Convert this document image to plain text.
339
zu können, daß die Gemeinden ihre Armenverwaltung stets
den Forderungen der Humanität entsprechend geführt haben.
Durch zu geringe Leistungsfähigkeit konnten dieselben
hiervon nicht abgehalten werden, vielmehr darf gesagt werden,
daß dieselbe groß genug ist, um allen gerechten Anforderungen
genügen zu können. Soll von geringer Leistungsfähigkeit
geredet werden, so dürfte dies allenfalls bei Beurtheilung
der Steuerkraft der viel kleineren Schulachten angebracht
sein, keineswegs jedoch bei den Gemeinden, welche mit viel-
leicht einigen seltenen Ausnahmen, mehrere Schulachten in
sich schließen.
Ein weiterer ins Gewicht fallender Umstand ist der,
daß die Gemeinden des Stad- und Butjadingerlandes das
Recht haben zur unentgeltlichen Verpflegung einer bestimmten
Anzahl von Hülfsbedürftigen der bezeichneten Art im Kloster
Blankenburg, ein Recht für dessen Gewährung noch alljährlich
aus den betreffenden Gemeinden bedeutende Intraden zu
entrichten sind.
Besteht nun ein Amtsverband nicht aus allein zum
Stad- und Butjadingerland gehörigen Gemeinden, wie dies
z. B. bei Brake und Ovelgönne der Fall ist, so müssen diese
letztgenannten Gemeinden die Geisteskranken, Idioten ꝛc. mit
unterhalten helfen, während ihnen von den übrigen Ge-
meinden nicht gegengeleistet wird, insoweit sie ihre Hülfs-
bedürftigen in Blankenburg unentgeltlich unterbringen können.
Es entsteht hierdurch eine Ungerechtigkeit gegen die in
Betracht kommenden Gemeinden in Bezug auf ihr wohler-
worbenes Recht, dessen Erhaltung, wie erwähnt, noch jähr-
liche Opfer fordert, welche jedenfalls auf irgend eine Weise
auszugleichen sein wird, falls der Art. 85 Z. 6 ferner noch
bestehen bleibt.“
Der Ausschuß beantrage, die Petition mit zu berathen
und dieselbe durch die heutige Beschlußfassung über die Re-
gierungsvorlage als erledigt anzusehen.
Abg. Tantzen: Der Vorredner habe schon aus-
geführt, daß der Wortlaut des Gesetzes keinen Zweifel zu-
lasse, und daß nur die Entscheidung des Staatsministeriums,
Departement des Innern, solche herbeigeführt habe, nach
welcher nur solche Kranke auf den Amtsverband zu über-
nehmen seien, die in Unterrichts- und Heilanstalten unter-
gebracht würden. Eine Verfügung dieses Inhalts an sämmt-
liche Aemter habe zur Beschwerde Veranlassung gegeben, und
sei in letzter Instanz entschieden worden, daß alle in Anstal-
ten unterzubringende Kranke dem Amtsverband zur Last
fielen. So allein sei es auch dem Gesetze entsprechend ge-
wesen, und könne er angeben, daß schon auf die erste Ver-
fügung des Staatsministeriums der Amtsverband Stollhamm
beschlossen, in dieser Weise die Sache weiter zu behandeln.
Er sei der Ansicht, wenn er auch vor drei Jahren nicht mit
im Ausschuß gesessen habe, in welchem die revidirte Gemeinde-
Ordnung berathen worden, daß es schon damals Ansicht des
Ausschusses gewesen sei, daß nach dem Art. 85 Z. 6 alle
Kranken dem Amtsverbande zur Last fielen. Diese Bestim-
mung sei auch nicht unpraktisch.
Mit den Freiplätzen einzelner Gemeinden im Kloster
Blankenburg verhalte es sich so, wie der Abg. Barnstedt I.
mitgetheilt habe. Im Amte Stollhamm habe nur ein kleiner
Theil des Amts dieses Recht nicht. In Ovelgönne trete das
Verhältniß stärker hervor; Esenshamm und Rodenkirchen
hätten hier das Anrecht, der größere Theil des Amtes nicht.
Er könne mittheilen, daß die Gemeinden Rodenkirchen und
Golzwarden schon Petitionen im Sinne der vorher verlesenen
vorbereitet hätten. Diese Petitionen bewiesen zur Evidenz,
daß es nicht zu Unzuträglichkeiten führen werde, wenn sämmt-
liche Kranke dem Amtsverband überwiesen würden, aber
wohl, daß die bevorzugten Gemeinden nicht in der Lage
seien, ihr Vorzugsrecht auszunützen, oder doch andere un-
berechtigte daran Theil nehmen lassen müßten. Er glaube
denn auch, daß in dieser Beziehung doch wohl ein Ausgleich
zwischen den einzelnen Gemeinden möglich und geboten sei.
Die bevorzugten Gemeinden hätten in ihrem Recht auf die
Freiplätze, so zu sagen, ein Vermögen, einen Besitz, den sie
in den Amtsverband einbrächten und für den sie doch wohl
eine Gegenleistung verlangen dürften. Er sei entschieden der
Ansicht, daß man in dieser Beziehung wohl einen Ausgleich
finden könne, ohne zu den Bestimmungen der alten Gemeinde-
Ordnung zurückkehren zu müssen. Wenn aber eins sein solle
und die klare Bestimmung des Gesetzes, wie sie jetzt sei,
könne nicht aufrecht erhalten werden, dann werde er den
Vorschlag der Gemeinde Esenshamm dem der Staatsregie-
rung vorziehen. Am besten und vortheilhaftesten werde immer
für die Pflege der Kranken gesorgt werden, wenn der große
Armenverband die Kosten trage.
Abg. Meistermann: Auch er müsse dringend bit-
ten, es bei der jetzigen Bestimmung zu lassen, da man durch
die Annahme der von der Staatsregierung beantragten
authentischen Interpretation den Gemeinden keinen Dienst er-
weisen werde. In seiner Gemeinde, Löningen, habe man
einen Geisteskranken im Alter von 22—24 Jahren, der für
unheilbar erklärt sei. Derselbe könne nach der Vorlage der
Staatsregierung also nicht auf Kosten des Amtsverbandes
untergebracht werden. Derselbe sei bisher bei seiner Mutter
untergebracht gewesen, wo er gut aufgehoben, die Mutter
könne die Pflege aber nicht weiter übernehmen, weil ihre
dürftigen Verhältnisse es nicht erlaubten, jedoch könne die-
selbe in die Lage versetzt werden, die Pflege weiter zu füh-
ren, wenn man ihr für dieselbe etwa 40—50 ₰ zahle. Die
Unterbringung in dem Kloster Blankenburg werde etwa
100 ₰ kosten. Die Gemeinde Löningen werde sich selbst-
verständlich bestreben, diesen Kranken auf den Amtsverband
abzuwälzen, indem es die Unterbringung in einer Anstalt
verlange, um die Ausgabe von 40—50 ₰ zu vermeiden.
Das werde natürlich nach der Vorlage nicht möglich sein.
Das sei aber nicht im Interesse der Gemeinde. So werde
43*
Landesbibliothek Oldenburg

- - -

▸ **GIVEN TASK**:
Quote the data above in full, changing nothing.

▸ **EXERCISE RESPONSE**:
Convert this document image to plain text.
339
zu können, daß die Gemeinden ihre Armenverwaltung stets
den Forderungen der Humanität entsprechend geführt haben.
Durch zu geringe Leistungsfähigkeit konnten dieselben
hiervon nicht abgehalten werden, vielmehr darf gesagt werden,
daß dieselbe groß genug ist, um allen gerechten Anforderungen
genügen zu können. Soll von geringer Leistungsfähigkeit
geredet werden, so dürfte dies allenfalls bei Beurtheilung
der Steuerkraft der viel kleineren Schulachten angebracht
sein, keineswegs jedoch bei den Gemeinden, welche mit viel-
leicht einigen seltenen Ausnahmen, mehrere Schulachten in
sich schließen.
Ein weiterer ins Gewicht fallender Umstand ist der,
daß die Gemeinden des Stad- und Butjadingerlandes das
Recht haben zur unentgeltlichen Verpflegung einer bestimmten
Anzahl von Hülfsbedürftigen der bezeichneten Art im Kloster
Blankenburg, ein Recht für dessen Gewährung noch alljährlich
aus den betreffenden Gemeinden bedeutende Intraden zu
entrichten sind.
Besteht nun ein Amtsverband nicht aus allein zum
Stad- und Butjadingerland gehörigen Gemeinden, wie dies
z. B. bei Brake und Ovelgönne der Fall ist, so müssen diese
letztgenannten Gemeinden die Geisteskranken, Idioten ꝛc. mit
unterhalten helfen, während ihnen von den übrigen Ge-
meinden nicht gegengeleistet wird, insoweit sie ihre Hülfs-
bedürftigen in Blankenburg unentgeltlich unterbringen können.
Es entsteht hierdurch eine Ungerechtigkeit gegen die in
Betracht kommenden Gemeinden in Bezug auf ihr wohler-
worbenes Recht, dessen Erhaltung, wie erwähnt, noch jähr-
liche Opfer fordert, welche jedenfalls auf irgend eine Weise
auszugleichen sein wird, falls der Art. 85 Z. 6 ferner noch
bestehen bleibt.“
Der Ausschuß beantrage, die Petition mit zu berathen
und dieselbe durch die heutige Beschlußfassung über die Re-
gierungsvorlage als erledigt anzusehen.
Abg. Tantzen: Der Vorredner habe schon aus-
geführt, daß der Wortlaut des Gesetzes keinen Zweifel zu-
lasse, und daß nur die Entscheidung des Staatsministeriums,
Departement des Innern, solche herbeigeführt habe, nach
welcher nur solche Kranke auf den Amtsverband zu über-
nehmen seien, die in Unterrichts- und Heilanstalten unter-
gebracht würden. Eine Verfügung dieses Inhalts an sämmt-
liche Aemter habe zur Beschwerde Veranlassung gegeben, und
sei in letzter Instanz entschieden worden, daß alle in Anstal-
ten unterzubringende Kranke dem Amtsverband zur Last
fielen. So allein sei es auch dem Gesetze entsprechend ge-
wesen, und könne er angeben, daß schon auf die erste Ver-
fügung des Staatsministeriums der Amtsverband Stollhamm
beschlossen, in dieser Weise die Sache weiter zu behandeln.
Er sei der Ansicht, wenn er auch vor drei Jahren nicht mit
im Ausschuß gesessen habe, in welchem die revidirte Gemeinde-
Ordnung berathen worden, daß es schon damals Ansicht des
Ausschusses gewesen sei, daß nach dem Art. 85 Z. 6 alle
Kranken dem Amtsverbande zur Last fielen. Diese Bestim-
mung sei auch nicht unpraktisch.
Mit den Freiplätzen einzelner Gemeinden im Kloster
Blankenburg verhalte es sich so, wie der Abg. Barnstedt I.
mitgetheilt habe. Im Amte Stollhamm habe nur ein kleiner
Theil des Amts dieses Recht nicht. In Ovelgönne trete das
Verhältniß stärker hervor; Esenshamm und Rodenkirchen
hätten hier das Anrecht, der größere Theil des Amtes nicht.
Er könne mittheilen, daß die Gemeinden Rodenkirchen und
Golzwarden schon Petitionen im Sinne der vorher verlesenen
vorbereitet hätten. Diese Petitionen bewiesen zur Evidenz,
daß es nicht zu Unzuträglichkeiten führen werde, wenn sämmt-
liche Kranke dem Amtsverband überwiesen würden, aber
wohl, daß die bevorzugten Gemeinden nicht in der Lage
seien, ihr Vorzugsrecht auszunützen, oder doch andere un-
berechtigte daran Theil nehmen lassen müßten. Er glaube
denn auch, daß in dieser Beziehung doch wohl ein Ausgleich
zwischen den einzelnen Gemeinden möglich und geboten sei.
Die bevorzugten Gemeinden hätten in ihrem Recht auf die
Freiplätze, so zu sagen, ein Vermögen, einen Besitz, den sie
in den Amtsverband einbrächten und für den sie doch wohl
eine Gegenleistung verlangen dürften. Er sei entschieden der
Ansicht, daß man in dieser Beziehung wohl einen Ausgleich
finden könne, ohne zu den Bestimmungen der alten Gemeinde-
Ordnung zurückkehren zu müssen. Wenn aber eins sein solle
und die klare Bestimmung des Gesetzes, wie sie jetzt sei,
könne nicht aufrecht erhalten werden, dann werde er den
Vorschlag der Gemeinde Esenshamm dem der Staatsregie-
rung vorziehen. Am besten und vortheilhaftesten werde immer
für die Pflege der Kranken gesorgt werden, wenn der große
Armenverband die Kosten trage.
Abg. Meistermann: Auch er müsse dringend bit-
ten, es bei der jetzigen Bestimmung zu lassen, da man durch
die Annahme der von der Staatsregierung beantragten
authentischen Interpretation den Gemeinden keinen Dienst er-
weisen werde. In seiner Gemeinde, Löningen, habe man
einen Geisteskranken im Alter von 22—24 Jahren, der für
unheilbar erklärt sei. Derselbe könne nach der Vorlage der
Staatsregierung also nicht auf Kosten des Amtsverbandes
untergebracht werden. Derselbe sei bisher bei seiner Mutter
untergebracht gewesen, wo er gut aufgehoben, die Mutter
könne die Pflege aber nicht weiter übernehmen, weil ihre
dürftigen Verhältnisse es nicht erlaubten, jedoch könne die-
selbe in die Lage versetzt werden, die Pflege weiter zu füh-
ren, wenn man ihr für dieselbe etwa 40—50 ₰ zahle. Die
Unterbringung in dem Kloster Blankenburg werde etwa
100 ₰ kosten. Die Gemeinde Löningen werde sich selbst-
verständlich bestreben, diesen Kranken auf den Amtsverband
abzuwälzen, indem es die Unterbringung in einer Anstalt
verlange, um die Ausgabe von 40—50 ₰ zu vermeiden.
Das werde natürlich nach der Vorlage nicht möglich sein.
Das sei aber nicht im Interesse der Gemeinde. So werde
43*
Landesbibliothek Oldenburg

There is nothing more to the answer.